### Exercise description
Write out each line word for word. Drop pictures.
-- Start Supplied information --
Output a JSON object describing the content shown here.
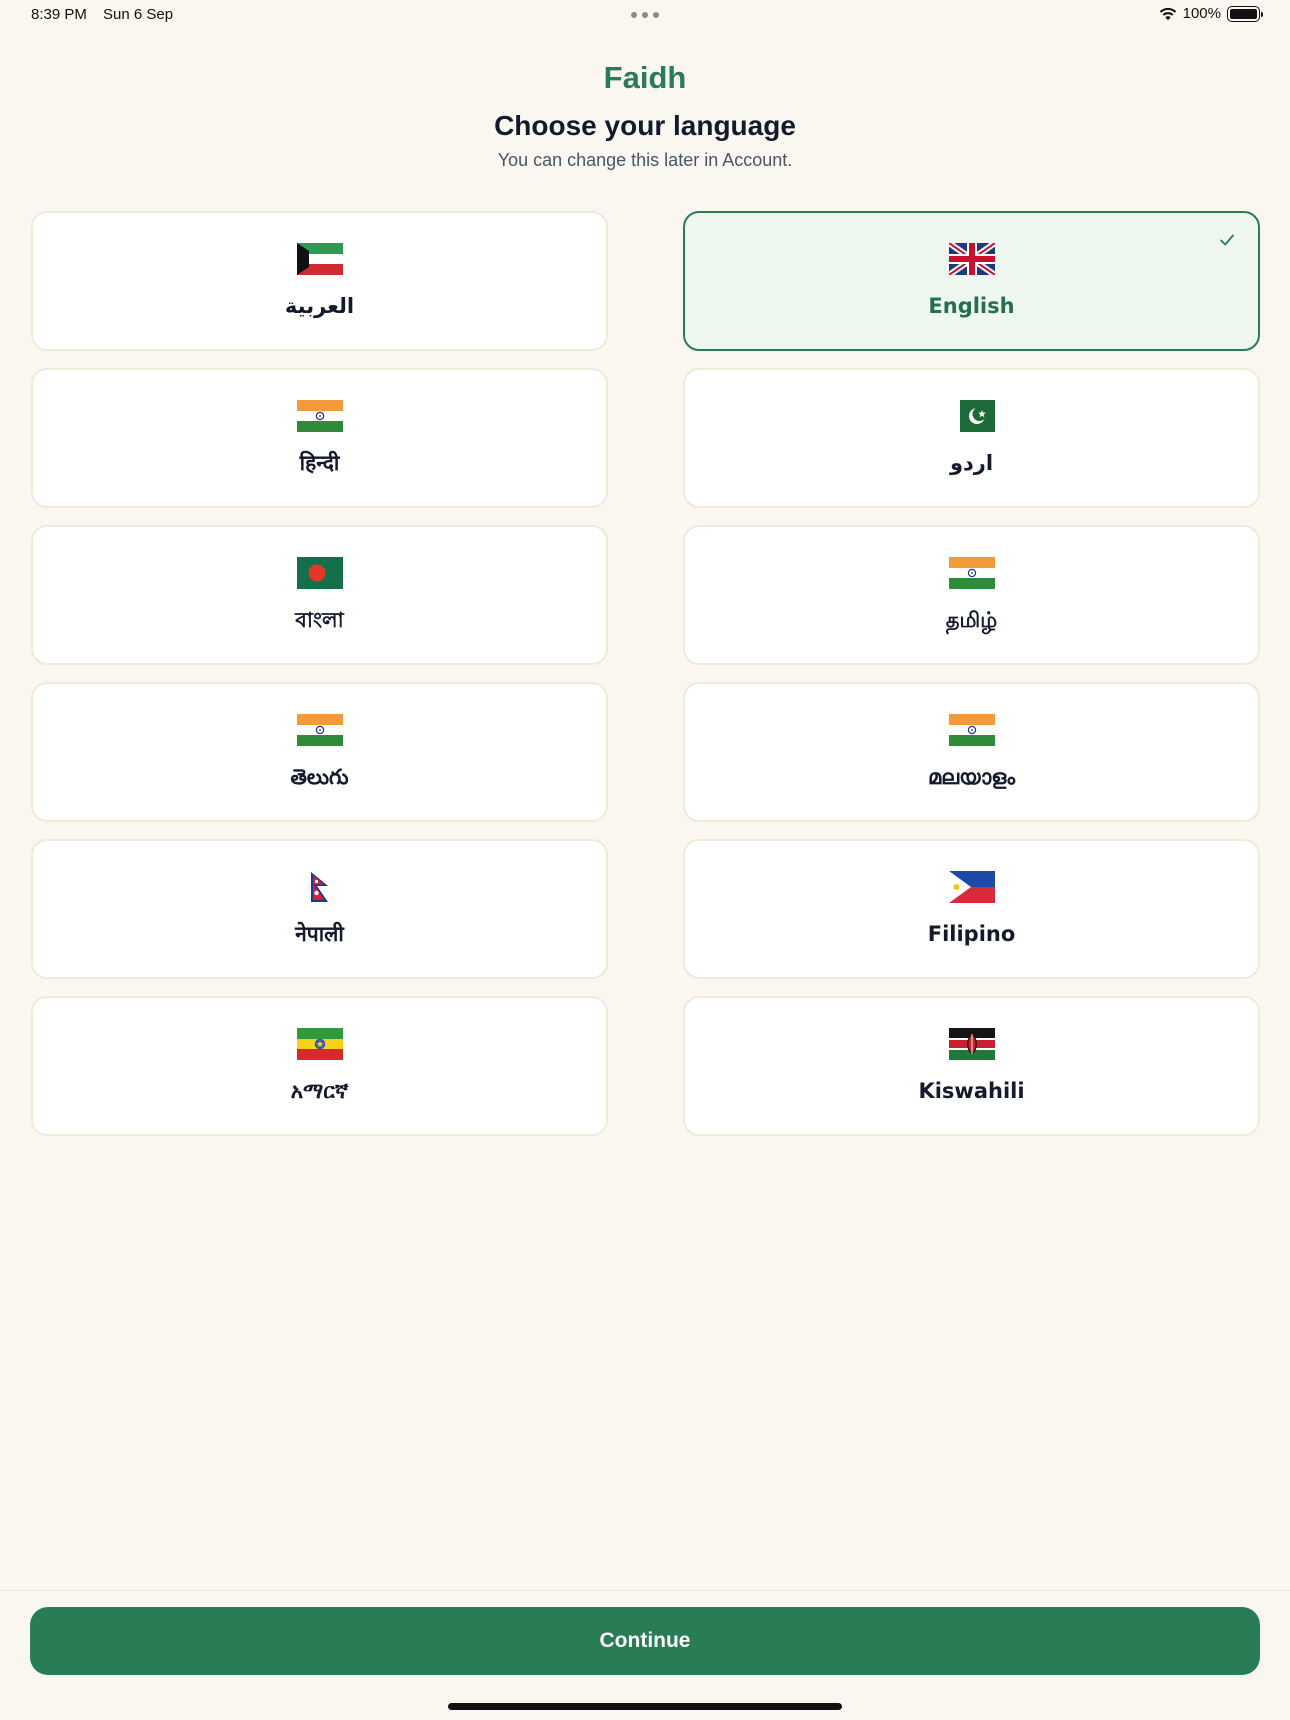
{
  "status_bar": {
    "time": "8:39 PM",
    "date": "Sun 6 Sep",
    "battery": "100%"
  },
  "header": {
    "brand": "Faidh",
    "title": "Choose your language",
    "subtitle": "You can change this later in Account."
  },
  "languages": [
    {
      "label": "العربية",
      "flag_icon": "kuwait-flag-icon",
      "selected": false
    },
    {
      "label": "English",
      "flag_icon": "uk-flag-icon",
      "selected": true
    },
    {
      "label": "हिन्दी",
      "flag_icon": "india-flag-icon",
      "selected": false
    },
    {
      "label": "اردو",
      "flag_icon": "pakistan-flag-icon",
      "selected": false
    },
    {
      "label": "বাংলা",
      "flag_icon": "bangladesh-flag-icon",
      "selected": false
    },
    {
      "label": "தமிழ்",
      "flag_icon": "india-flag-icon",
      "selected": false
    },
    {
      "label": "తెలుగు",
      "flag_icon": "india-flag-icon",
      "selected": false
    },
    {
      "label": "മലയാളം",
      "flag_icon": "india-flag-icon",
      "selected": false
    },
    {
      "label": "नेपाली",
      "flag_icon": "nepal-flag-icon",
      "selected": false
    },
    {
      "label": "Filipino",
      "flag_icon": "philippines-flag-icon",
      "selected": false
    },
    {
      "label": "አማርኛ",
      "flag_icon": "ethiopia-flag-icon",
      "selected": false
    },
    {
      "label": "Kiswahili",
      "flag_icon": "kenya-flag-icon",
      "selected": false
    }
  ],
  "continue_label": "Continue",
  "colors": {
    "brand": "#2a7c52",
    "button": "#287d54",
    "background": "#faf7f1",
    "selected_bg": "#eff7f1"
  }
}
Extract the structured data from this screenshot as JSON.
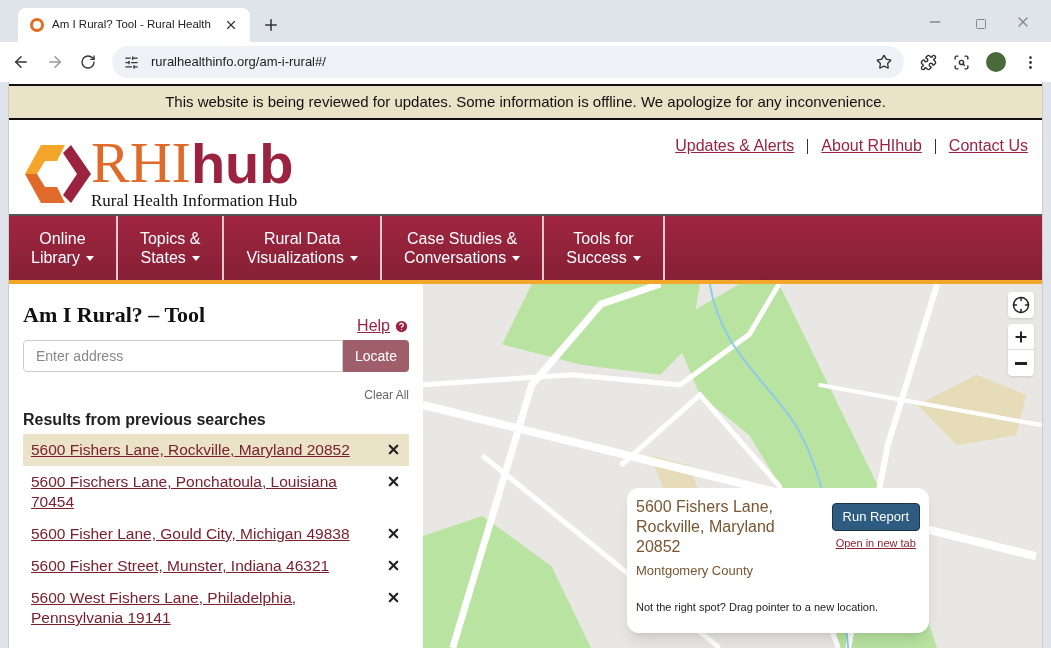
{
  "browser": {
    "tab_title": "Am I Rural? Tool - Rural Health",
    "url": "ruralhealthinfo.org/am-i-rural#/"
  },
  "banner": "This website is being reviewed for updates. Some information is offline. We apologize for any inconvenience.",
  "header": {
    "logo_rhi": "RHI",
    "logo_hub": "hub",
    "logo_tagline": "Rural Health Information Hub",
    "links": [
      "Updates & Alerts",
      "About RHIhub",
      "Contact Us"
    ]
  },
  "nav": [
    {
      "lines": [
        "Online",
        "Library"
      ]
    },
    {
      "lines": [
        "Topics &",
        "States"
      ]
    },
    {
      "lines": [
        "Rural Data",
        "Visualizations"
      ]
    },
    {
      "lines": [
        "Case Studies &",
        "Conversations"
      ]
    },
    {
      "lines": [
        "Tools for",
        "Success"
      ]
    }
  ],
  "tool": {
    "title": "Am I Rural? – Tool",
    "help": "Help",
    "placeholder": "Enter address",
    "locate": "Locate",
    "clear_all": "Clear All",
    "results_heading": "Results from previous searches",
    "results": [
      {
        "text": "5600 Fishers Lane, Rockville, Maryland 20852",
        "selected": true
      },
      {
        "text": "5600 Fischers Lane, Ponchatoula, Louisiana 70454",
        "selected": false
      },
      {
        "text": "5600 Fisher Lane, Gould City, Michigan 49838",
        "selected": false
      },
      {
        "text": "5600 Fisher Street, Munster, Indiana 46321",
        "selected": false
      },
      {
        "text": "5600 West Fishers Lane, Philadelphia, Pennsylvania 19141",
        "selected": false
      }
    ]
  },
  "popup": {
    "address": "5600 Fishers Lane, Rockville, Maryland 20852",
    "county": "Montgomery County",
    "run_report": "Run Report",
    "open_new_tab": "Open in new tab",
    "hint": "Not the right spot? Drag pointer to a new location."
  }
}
-- End Supplied information --
### Expected answer
Output a JSON object describing the content shown here.
{
  "status_bar": {
    "time": "8:39 PM",
    "date": "Sun 6 Sep",
    "battery": "100%"
  },
  "header": {
    "brand": "Faidh",
    "title": "Choose your language",
    "subtitle": "You can change this later in Account."
  },
  "languages": [
    {
      "label": "العربية",
      "flag_icon": "kuwait-flag-icon",
      "selected": false
    },
    {
      "label": "English",
      "flag_icon": "uk-flag-icon",
      "selected": true
    },
    {
      "label": "हिन्दी",
      "flag_icon": "india-flag-icon",
      "selected": false
    },
    {
      "label": "اردو",
      "flag_icon": "pakistan-flag-icon",
      "selected": false
    },
    {
      "label": "বাংলা",
      "flag_icon": "bangladesh-flag-icon",
      "selected": false
    },
    {
      "label": "தமிழ்",
      "flag_icon": "india-flag-icon",
      "selected": false
    },
    {
      "label": "తెలుగు",
      "flag_icon": "india-flag-icon",
      "selected": false
    },
    {
      "label": "മലയാളം",
      "flag_icon": "india-flag-icon",
      "selected": false
    },
    {
      "label": "नेपाली",
      "flag_icon": "nepal-flag-icon",
      "selected": false
    },
    {
      "label": "Filipino",
      "flag_icon": "philippines-flag-icon",
      "selected": false
    },
    {
      "label": "አማርኛ",
      "flag_icon": "ethiopia-flag-icon",
      "selected": false
    },
    {
      "label": "Kiswahili",
      "flag_icon": "kenya-flag-icon",
      "selected": false
    }
  ],
  "continue_label": "Continue",
  "colors": {
    "brand": "#2a7c52",
    "button": "#287d54",
    "background": "#faf7f1",
    "selected_bg": "#eff7f1"
  }
}
Extract the structured data from this screenshot as JSON.
{
  "browser": {
    "tab_title": "Am I Rural? Tool - Rural Health",
    "url": "ruralhealthinfo.org/am-i-rural#/"
  },
  "banner": "This website is being reviewed for updates. Some information is offline. We apologize for any inconvenience.",
  "header": {
    "logo_rhi": "RHI",
    "logo_hub": "hub",
    "logo_tagline": "Rural Health Information Hub",
    "links": [
      "Updates & Alerts",
      "About RHIhub",
      "Contact Us"
    ]
  },
  "nav": [
    {
      "lines": [
        "Online",
        "Library"
      ]
    },
    {
      "lines": [
        "Topics &",
        "States"
      ]
    },
    {
      "lines": [
        "Rural Data",
        "Visualizations"
      ]
    },
    {
      "lines": [
        "Case Studies &",
        "Conversations"
      ]
    },
    {
      "lines": [
        "Tools for",
        "Success"
      ]
    }
  ],
  "tool": {
    "title": "Am I Rural? – Tool",
    "help": "Help",
    "placeholder": "Enter address",
    "locate": "Locate",
    "clear_all": "Clear All",
    "results_heading": "Results from previous searches",
    "results": [
      {
        "text": "5600 Fishers Lane, Rockville, Maryland 20852",
        "selected": true
      },
      {
        "text": "5600 Fischers Lane, Ponchatoula, Louisiana 70454",
        "selected": false
      },
      {
        "text": "5600 Fisher Lane, Gould City, Michigan 49838",
        "selected": false
      },
      {
        "text": "5600 Fisher Street, Munster, Indiana 46321",
        "selected": false
      },
      {
        "text": "5600 West Fishers Lane, Philadelphia, Pennsylvania 19141",
        "selected": false
      }
    ]
  },
  "popup": {
    "address": "5600 Fishers Lane, Rockville, Maryland 20852",
    "county": "Montgomery County",
    "run_report": "Run Report",
    "open_new_tab": "Open in new tab",
    "hint": "Not the right spot? Drag pointer to a new location."
  }
}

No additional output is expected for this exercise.